Reproduce the listing below without any change.

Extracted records
___
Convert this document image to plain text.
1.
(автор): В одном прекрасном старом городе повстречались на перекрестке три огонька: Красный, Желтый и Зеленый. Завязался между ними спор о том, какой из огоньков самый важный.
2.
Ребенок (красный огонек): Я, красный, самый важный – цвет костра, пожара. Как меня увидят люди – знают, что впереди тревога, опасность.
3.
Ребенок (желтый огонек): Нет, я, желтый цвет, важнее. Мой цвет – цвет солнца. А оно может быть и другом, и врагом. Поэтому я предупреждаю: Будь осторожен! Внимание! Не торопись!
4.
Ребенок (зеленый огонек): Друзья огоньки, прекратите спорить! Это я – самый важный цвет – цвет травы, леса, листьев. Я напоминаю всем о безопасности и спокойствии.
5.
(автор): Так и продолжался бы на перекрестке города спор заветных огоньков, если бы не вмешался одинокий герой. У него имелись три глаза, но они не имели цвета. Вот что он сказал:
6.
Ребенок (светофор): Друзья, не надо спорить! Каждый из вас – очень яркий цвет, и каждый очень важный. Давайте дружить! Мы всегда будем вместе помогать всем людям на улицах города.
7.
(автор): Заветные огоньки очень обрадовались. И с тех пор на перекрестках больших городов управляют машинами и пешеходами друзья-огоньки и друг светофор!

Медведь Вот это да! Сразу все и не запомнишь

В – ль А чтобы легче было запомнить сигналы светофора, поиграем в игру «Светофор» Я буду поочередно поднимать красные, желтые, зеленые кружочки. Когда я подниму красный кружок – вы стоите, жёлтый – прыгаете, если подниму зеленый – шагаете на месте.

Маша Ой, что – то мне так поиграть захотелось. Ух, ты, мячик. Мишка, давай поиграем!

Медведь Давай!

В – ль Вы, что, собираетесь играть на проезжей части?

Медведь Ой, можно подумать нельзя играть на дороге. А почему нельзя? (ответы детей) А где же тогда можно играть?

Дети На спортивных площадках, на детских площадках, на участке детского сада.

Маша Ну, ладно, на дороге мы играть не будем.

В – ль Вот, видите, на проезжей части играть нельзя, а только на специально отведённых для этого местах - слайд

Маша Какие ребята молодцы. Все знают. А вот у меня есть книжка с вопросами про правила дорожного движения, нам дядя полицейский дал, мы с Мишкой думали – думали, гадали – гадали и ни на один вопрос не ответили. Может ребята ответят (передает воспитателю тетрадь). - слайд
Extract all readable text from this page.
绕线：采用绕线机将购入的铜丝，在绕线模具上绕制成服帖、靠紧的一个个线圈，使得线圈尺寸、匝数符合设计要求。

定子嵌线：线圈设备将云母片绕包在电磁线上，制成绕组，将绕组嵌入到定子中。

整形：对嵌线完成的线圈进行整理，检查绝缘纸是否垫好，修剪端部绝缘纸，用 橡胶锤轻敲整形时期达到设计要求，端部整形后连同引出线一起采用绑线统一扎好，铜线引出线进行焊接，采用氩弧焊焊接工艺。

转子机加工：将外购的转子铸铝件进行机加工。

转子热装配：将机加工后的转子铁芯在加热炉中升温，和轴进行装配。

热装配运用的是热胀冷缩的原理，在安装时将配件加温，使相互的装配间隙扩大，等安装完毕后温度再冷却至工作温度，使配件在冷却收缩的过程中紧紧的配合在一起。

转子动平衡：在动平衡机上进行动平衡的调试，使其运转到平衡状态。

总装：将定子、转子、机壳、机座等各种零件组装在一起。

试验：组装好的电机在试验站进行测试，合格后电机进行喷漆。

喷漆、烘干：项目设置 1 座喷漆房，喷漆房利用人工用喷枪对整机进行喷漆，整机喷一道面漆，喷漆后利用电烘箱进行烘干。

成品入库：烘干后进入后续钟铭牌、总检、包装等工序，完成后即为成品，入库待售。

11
___
> [Task output]:
Convert this document image to plain text.
1.
(автор): В одном прекрасном старом городе повстречались на перекрестке три огонька: Красный, Желтый и Зеленый. Завязался между ними спор о том, какой из огоньков самый важный.
2.
Ребенок (красный огонек): Я, красный, самый важный – цвет костра, пожара. Как меня увидят люди – знают, что впереди тревога, опасность.
3.
Ребенок (желтый огонек): Нет, я, желтый цвет, важнее. Мой цвет – цвет солнца. А оно может быть и другом, и врагом. Поэтому я предупреждаю: Будь осторожен! Внимание! Не торопись!
4.
Ребенок (зеленый огонек): Друзья огоньки, прекратите спорить! Это я – самый важный цвет – цвет травы, леса, листьев. Я напоминаю всем о безопасности и спокойствии.
5.
(автор): Так и продолжался бы на перекрестке города спор заветных огоньков, если бы не вмешался одинокий герой. У него имелись три глаза, но они не имели цвета. Вот что он сказал:
6.
Ребенок (светофор): Друзья, не надо спорить! Каждый из вас – очень яркий цвет, и каждый очень важный. Давайте дружить! Мы всегда будем вместе помогать всем людям на улицах города.
7.
(автор): Заветные огоньки очень обрадовались. И с тех пор на перекрестках больших городов управляют машинами и пешеходами друзья-огоньки и друг светофор!

Медведь Вот это да! Сразу все и не запомнишь

В – ль А чтобы легче было запомнить сигналы светофора, поиграем в игру «Светофор» Я буду поочередно поднимать красные, желтые, зеленые кружочки. Когда я подниму красный кружок – вы стоите, жёлтый – прыгаете, если подниму зеленый – шагаете на месте.

Маша Ой, что – то мне так поиграть захотелось. Ух, ты, мячик. Мишка, давай поиграем!

Медведь Давай!

В – ль Вы, что, собираетесь играть на проезжей части?

Медведь Ой, можно подумать нельзя играть на дороге. А почему нельзя? (ответы детей) А где же тогда можно играть?

Дети На спортивных площадках, на детских площадках, на участке детского сада.

Маша Ну, ладно, на дороге мы играть не будем.

В – ль Вот, видите, на проезжей части играть нельзя, а только на специально отведённых для этого местах - слайд

Маша Какие ребята молодцы. Все знают. А вот у меня есть книжка с вопросами про правила дорожного движения, нам дядя полицейский дал, мы с Мишкой думали – думали, гадали – гадали и ни на один вопрос не ответили. Может ребята ответят (передает воспитателю тетрадь). - слайд
Extract all readable text from this page.
绕线：采用绕线机将购入的铜丝，在绕线模具上绕制成服帖、靠紧的一个个线圈，使得线圈尺寸、匝数符合设计要求。

定子嵌线：线圈设备将云母片绕包在电磁线上，制成绕组，将绕组嵌入到定子中。

整形：对嵌线完成的线圈进行整理，检查绝缘纸是否垫好，修剪端部绝缘纸，用 橡胶锤轻敲整形时期达到设计要求，端部整形后连同引出线一起采用绑线统一扎好，铜线引出线进行焊接，采用氩弧焊焊接工艺。

转子机加工：将外购的转子铸铝件进行机加工。

转子热装配：将机加工后的转子铁芯在加热炉中升温，和轴进行装配。

热装配运用的是热胀冷缩的原理，在安装时将配件加温，使相互的装配间隙扩大，等安装完毕后温度再冷却至工作温度，使配件在冷却收缩的过程中紧紧的配合在一起。

转子动平衡：在动平衡机上进行动平衡的调试，使其运转到平衡状态。

总装：将定子、转子、机壳、机座等各种零件组装在一起。

试验：组装好的电机在试验站进行测试，合格后电机进行喷漆。

喷漆、烘干：项目设置 1 座喷漆房，喷漆房利用人工用喷枪对整机进行喷漆，整机喷一道面漆，喷漆后利用电烘箱进行烘干。

成品入库：烘干后进入后续钟铭牌、总检、包装等工序，完成后即为成品，入库待售。

11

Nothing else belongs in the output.